- Task goal -
Filter out everything except lines holding "Classic".

- Excerpted records -

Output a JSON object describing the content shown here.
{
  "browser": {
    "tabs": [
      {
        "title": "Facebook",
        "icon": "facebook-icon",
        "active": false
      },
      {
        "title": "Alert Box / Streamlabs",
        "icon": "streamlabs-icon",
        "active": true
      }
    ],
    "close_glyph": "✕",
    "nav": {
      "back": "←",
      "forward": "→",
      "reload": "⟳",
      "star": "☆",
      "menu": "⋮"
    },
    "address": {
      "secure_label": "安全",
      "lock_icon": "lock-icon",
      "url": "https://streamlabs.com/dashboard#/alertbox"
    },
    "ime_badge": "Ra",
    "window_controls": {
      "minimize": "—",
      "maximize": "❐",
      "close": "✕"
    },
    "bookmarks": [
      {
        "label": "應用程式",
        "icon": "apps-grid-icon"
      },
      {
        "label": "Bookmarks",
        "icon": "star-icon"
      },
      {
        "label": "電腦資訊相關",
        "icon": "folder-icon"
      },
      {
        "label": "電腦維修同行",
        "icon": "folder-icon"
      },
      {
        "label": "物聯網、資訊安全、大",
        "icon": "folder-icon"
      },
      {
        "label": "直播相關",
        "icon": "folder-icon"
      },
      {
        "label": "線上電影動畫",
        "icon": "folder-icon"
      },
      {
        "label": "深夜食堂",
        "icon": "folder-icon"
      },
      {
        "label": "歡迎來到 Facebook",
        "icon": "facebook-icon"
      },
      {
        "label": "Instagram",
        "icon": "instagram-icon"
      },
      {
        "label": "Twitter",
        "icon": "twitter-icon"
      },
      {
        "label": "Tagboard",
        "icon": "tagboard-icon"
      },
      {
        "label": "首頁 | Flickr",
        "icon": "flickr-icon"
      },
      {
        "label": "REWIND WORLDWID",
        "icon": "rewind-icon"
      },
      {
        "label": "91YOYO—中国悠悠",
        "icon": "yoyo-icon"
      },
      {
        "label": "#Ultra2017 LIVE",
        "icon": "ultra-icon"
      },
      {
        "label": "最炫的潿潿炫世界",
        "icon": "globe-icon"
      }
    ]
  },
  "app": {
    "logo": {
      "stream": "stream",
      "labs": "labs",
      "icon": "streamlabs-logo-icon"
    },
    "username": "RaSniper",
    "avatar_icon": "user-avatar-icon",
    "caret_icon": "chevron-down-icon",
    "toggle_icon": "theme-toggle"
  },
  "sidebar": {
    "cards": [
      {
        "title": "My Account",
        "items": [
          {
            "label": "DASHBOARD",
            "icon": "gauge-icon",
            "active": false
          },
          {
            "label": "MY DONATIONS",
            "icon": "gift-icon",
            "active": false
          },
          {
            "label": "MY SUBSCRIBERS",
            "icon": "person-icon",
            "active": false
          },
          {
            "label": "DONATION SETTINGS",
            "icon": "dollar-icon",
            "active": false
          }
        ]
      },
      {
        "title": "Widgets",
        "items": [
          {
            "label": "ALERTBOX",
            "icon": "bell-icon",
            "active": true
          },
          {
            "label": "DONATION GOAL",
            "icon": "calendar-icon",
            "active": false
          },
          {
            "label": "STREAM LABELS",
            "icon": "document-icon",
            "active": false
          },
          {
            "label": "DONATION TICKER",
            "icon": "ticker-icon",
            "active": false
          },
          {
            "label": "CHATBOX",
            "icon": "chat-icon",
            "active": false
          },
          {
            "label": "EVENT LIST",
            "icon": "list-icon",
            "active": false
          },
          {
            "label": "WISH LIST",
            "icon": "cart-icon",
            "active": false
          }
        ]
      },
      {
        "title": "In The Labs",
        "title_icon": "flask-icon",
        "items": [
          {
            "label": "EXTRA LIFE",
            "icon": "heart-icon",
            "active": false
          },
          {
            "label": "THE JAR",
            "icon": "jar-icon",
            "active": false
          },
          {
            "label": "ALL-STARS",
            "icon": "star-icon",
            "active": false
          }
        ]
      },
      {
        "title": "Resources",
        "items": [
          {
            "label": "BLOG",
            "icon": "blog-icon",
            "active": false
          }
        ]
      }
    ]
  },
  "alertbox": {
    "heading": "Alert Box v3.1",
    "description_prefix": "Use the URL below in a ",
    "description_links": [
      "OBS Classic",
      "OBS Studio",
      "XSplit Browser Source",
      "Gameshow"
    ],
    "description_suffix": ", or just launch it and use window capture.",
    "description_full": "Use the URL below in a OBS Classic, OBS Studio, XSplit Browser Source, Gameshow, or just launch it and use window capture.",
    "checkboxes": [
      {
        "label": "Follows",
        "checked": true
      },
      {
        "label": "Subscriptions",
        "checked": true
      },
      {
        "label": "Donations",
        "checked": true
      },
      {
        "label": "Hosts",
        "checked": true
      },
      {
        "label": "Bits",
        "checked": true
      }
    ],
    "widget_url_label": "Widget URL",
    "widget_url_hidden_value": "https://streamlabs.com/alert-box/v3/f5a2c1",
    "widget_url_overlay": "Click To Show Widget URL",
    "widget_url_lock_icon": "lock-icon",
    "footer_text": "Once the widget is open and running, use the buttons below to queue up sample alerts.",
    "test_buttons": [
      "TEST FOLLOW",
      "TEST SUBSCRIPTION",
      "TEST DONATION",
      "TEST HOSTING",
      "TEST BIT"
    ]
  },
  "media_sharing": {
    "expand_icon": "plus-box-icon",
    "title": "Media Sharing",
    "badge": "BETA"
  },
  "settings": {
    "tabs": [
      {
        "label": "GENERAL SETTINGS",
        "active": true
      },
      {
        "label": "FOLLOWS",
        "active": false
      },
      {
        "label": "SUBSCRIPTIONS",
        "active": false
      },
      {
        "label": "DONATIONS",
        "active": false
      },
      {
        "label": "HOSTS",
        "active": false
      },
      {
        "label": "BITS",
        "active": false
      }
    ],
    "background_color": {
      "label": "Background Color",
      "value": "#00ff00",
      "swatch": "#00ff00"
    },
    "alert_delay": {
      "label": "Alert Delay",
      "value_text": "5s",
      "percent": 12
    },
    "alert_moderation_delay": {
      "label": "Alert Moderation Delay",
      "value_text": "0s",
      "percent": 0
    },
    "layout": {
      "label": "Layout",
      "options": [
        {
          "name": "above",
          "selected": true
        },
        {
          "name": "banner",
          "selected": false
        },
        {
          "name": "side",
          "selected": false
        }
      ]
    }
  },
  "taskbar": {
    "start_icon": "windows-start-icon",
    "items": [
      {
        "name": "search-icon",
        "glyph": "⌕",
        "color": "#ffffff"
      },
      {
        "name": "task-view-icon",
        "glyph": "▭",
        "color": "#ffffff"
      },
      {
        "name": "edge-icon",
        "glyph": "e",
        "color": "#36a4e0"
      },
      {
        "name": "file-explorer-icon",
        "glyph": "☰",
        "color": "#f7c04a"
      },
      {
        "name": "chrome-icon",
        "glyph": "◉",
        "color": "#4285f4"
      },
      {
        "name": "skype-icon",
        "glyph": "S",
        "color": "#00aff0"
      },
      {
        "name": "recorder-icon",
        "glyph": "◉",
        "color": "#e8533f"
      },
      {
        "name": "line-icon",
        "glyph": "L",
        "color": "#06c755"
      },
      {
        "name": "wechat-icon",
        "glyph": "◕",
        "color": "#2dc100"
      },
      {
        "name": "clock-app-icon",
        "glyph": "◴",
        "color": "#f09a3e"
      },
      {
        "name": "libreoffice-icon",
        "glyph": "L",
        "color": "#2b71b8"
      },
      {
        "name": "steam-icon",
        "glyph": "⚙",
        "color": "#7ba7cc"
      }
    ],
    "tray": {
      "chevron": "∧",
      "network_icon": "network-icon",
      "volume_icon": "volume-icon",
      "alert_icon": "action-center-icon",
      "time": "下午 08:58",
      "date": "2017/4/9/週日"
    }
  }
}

- Answer for the task -
      "OBS Classic",
    "description_full": "Use the URL below in a OBS Classic, OBS Studio, XSplit Browser Source, Gameshow, or just launch it and use window capture.",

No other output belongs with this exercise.